INSTRUCTION: Work out how many lines in the listing below include the word "subordina". Give nothing but the number.

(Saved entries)
◆ ◆ ◆

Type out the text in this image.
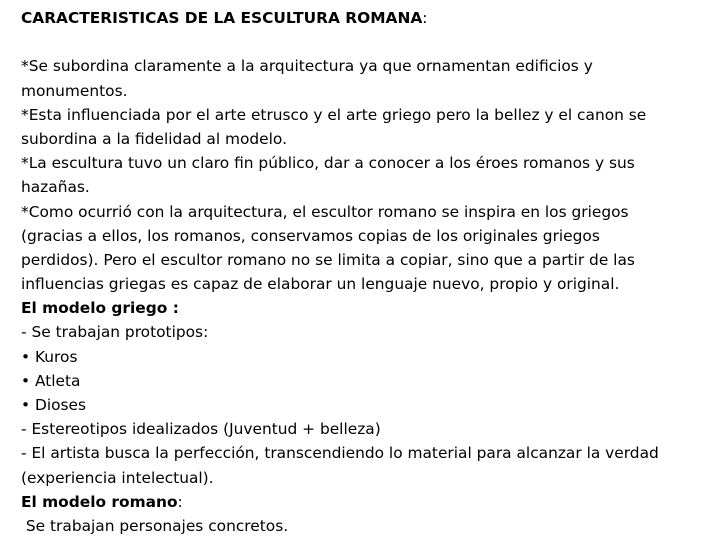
CARACTERISTICAS DE LA ESCULTURA ROMANA:
*Se subordina claramente a la arquitectura ya que ornamentan edificios y
monumentos.
*Esta influenciada por el arte etrusco y el arte griego pero la bellez y el canon se
subordina a la fidelidad al modelo.
*La escultura tuvo un claro fin público, dar a conocer a los éroes romanos y sus
hazañas.
*Como ocurrió con la arquitectura, el escultor romano se inspira en los griegos
(gracias a ellos, los romanos, conservamos copias de los originales griegos
perdidos). Pero el escultor romano no se limita a copiar, sino que a partir de las
influencias griegas es capaz de elaborar un lenguaje nuevo, propio y original.
El modelo griego :
- Se trabajan prototipos:
• Kuros
• Atleta
• Dioses
- Estereotipos idealizados (Juventud + belleza)
- El artista busca la perfección, transcendiendo lo material para alcanzar la verdad
(experiencia intelectual).
El modelo romano:
Se trabajan personajes concretos.
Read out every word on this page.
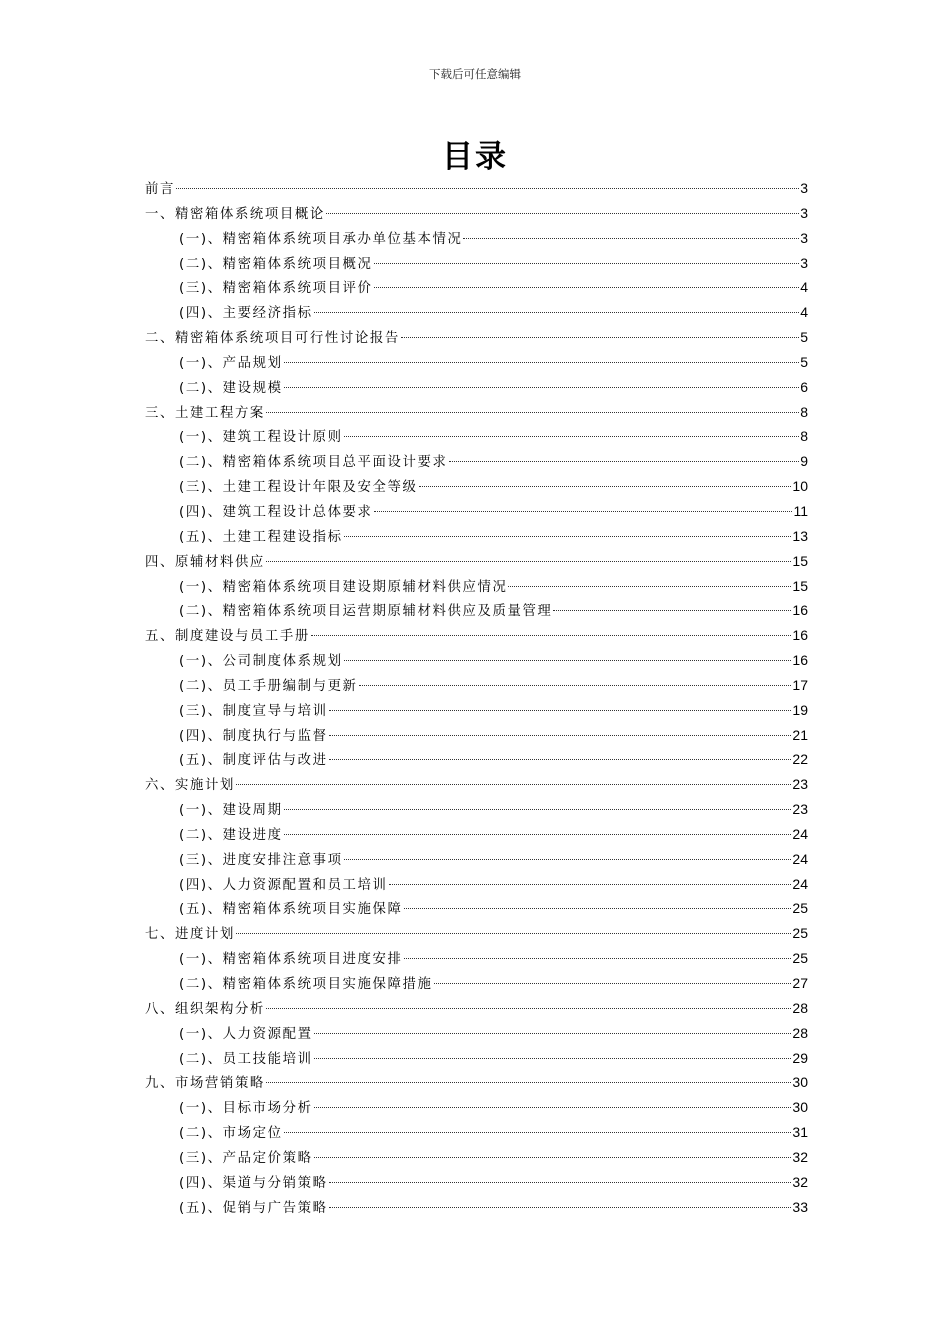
下载后可任意编辑
目录
前言	3
一、精密箱体系统项目概论	3
(一)、精密箱体系统项目承办单位基本情况	3
(二)、精密箱体系统项目概况	3
(三)、精密箱体系统项目评价	4
(四)、主要经济指标	4
二、精密箱体系统项目可行性讨论报告	5
(一)、产品规划	5
(二)、建设规模	6
三、土建工程方案	8
(一)、建筑工程设计原则	8
(二)、精密箱体系统项目总平面设计要求	9
(三)、土建工程设计年限及安全等级	10
(四)、建筑工程设计总体要求	11
(五)、土建工程建设指标	13
四、原辅材料供应	15
(一)、精密箱体系统项目建设期原辅材料供应情况	15
(二)、精密箱体系统项目运营期原辅材料供应及质量管理	16
五、制度建设与员工手册	16
(一)、公司制度体系规划	16
(二)、员工手册编制与更新	17
(三)、制度宣导与培训	19
(四)、制度执行与监督	21
(五)、制度评估与改进	22
六、实施计划	23
(一)、建设周期	23
(二)、建设进度	24
(三)、进度安排注意事项	24
(四)、人力资源配置和员工培训	24
(五)、精密箱体系统项目实施保障	25
七、进度计划	25
(一)、精密箱体系统项目进度安排	25
(二)、精密箱体系统项目实施保障措施	27
八、组织架构分析	28
(一)、人力资源配置	28
(二)、员工技能培训	29
九、市场营销策略	30
(一)、目标市场分析	30
(二)、市场定位	31
(三)、产品定价策略	32
(四)、渠道与分销策略	32
(五)、促销与广告策略	33
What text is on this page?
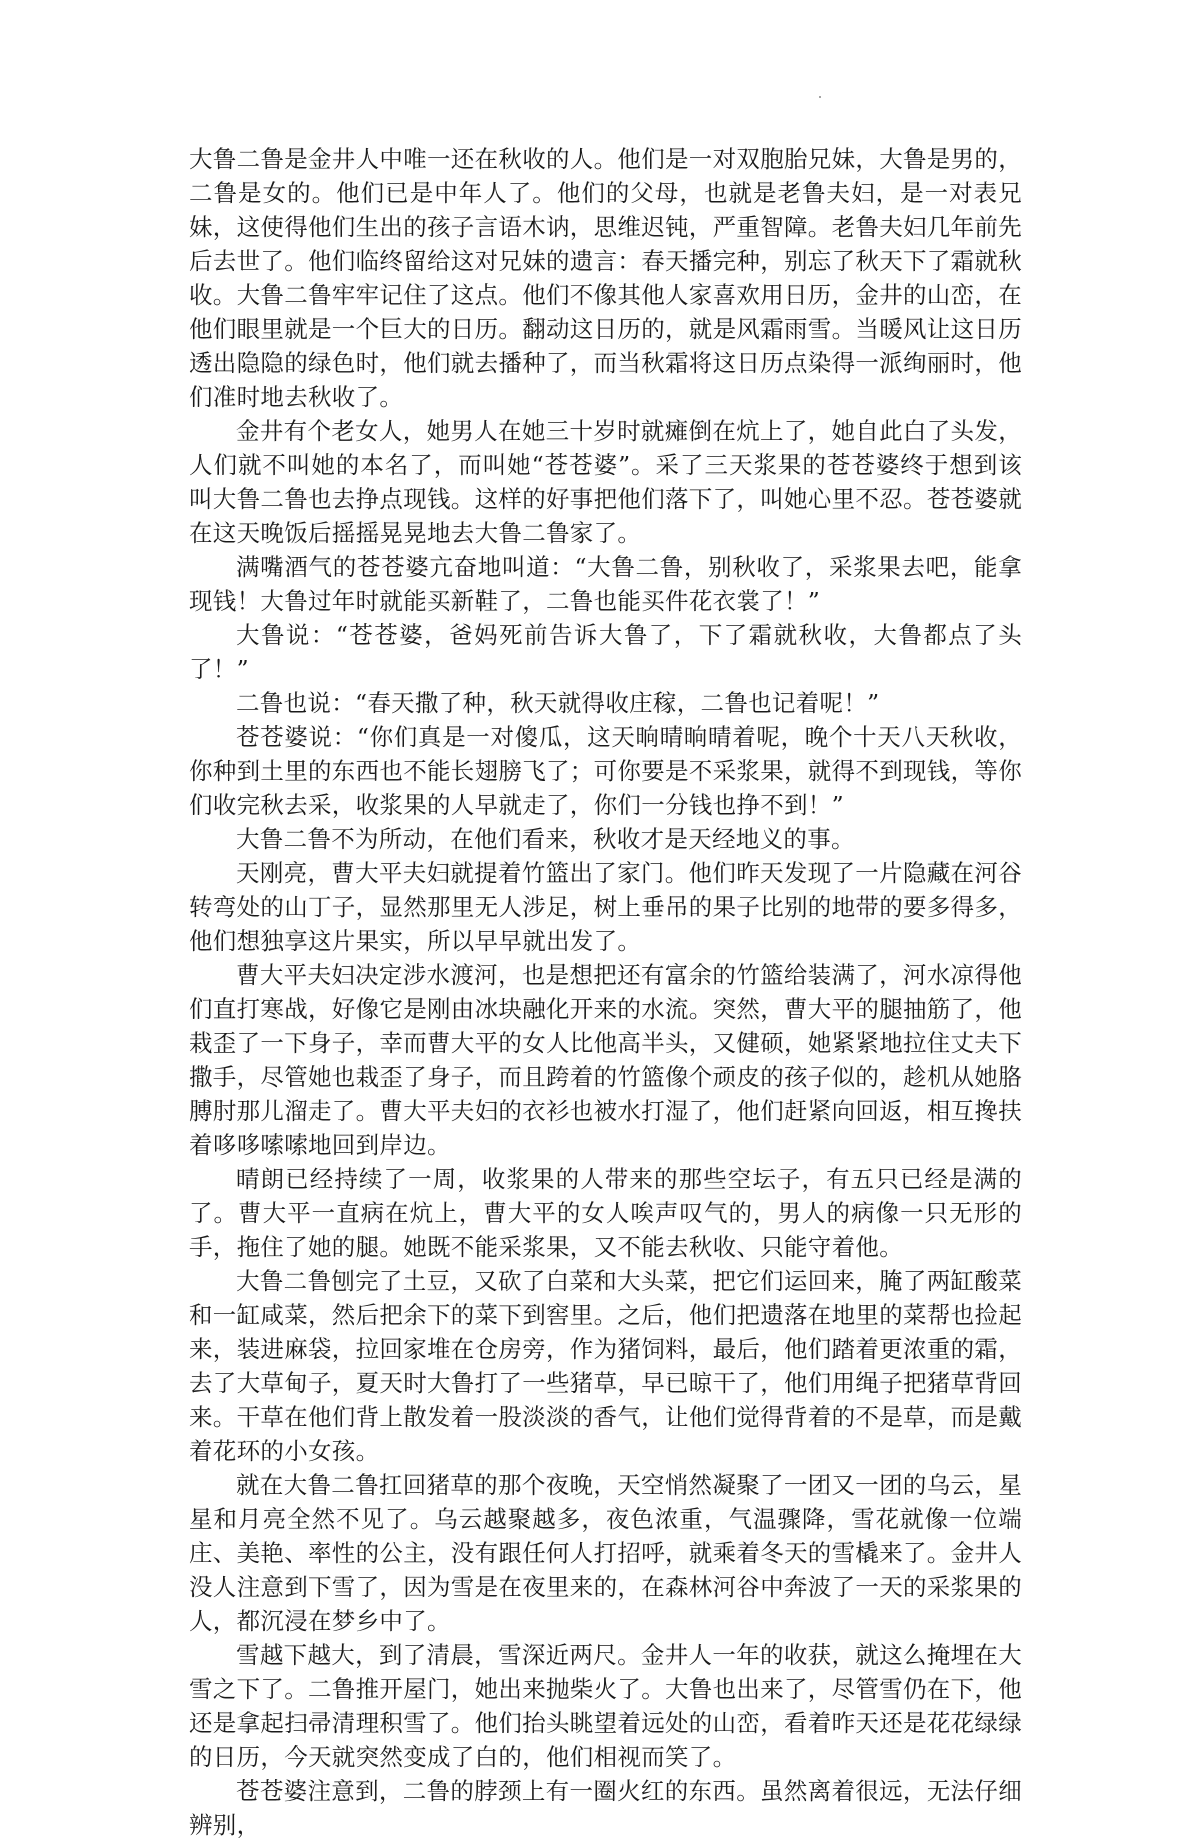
大鲁二鲁是金井人中唯一还在秋收的人。他们是一对双胞胎兄妹，大鲁是男的，二鲁是女的。他们已是中年人了。他们的父母，也就是老鲁夫妇，是一对表兄妹，这使得他们生出的孩子言语木讷，思维迟钝，严重智障。老鲁夫妇几年前先后去世了。他们临终留给这对兄妹的遗言：春天播完种，别忘了秋天下了霜就秋收。大鲁二鲁牢牢记住了这点。他们不像其他人家喜欢用日历，金井的山峦，在他们眼里就是一个巨大的日历。翻动这日历的，就是风霜雨雪。当暖风让这日历透出隐隐的绿色时，他们就去播种了，而当秋霜将这日历点染得一派绚丽时，他们准时地去秋收了。

金井有个老女人，她男人在她三十岁时就瘫倒在炕上了，她自此白了头发，人们就不叫她的本名了，而叫她“苍苍婆”。采了三天浆果的苍苍婆终于想到该叫大鲁二鲁也去挣点现钱。这样的好事把他们落下了，叫她心里不忍。苍苍婆就在这天晚饭后摇摇晃晃地去大鲁二鲁家了。

满嘴酒气的苍苍婆亢奋地叫道：“大鲁二鲁，别秋收了，采浆果去吧，能拿现钱！大鲁过年时就能买新鞋了，二鲁也能买件花衣裳了！”

大鲁说：“苍苍婆，爸妈死前告诉大鲁了，下了霜就秋收，大鲁都点了头了！”

二鲁也说：“春天撒了种，秋天就得收庄稼，二鲁也记着呢！”

苍苍婆说：“你们真是一对傻瓜，这天晌晴晌晴着呢，晚个十天八天秋收，你种到土里的东西也不能长翅膀飞了；可你要是不采浆果，就得不到现钱，等你们收完秋去采，收浆果的人早就走了，你们一分钱也挣不到！”

大鲁二鲁不为所动，在他们看来，秋收才是天经地义的事。

天刚亮，曹大平夫妇就提着竹篮出了家门。他们昨天发现了一片隐藏在河谷转弯处的山丁子，显然那里无人涉足，树上垂吊的果子比别的地带的要多得多，他们想独享这片果实，所以早早就出发了。

曹大平夫妇决定涉水渡河，也是想把还有富余的竹篮给装满了，河水凉得他们直打寒战，好像它是刚由冰块融化开来的水流。突然，曹大平的腿抽筋了，他栽歪了一下身子，幸而曹大平的女人比他高半头，又健硕，她紧紧地拉住丈夫下撒手，尽管她也栽歪了身子，而且跨着的竹篮像个顽皮的孩子似的，趁机从她胳膊肘那儿溜走了。曹大平夫妇的衣衫也被水打湿了，他们赶紧向回返，相互搀扶着哆哆嗦嗦地回到岸边。

晴朗已经持续了一周，收浆果的人带来的那些空坛子，有五只已经是满的了。曹大平一直病在炕上，曹大平的女人唉声叹气的，男人的病像一只无形的手，拖住了她的腿。她既不能采浆果，又不能去秋收、只能守着他。

大鲁二鲁刨完了土豆，又砍了白菜和大头菜，把它们运回来，腌了两缸酸菜和一缸咸菜，然后把余下的菜下到窖里。之后，他们把遗落在地里的菜帮也捡起来，装进麻袋，拉回家堆在仓房旁，作为猪饲料，最后，他们踏着更浓重的霜，去了大草甸子，夏天时大鲁打了一些猪草，早已晾干了，他们用绳子把猪草背回来。干草在他们背上散发着一股淡淡的香气，让他们觉得背着的不是草，而是戴着花环的小女孩。

就在大鲁二鲁扛回猪草的那个夜晚，天空悄然凝聚了一团又一团的乌云，星星和月亮全然不见了。乌云越聚越多，夜色浓重，气温骤降，雪花就像一位端庄、美艳、率性的公主，没有跟任何人打招呼，就乘着冬天的雪橇来了。金井人没人注意到下雪了，因为雪是在夜里来的，在森林河谷中奔波了一天的采浆果的人，都沉浸在梦乡中了。

雪越下越大，到了清晨，雪深近两尺。金井人一年的收获，就这么掩埋在大雪之下了。二鲁推开屋门，她出来抛柴火了。大鲁也出来了，尽管雪仍在下，他还是拿起扫帚清理积雪了。他们抬头眺望着远处的山峦，看着昨天还是花花绿绿的日历，今天就突然变成了白的，他们相视而笑了。

苍苍婆注意到，二鲁的脖颈上有一圈火红的东西。虽然离着很远，无法仔细辨别，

◆ ◆ ◆

COMPLETED EXERCISE: 2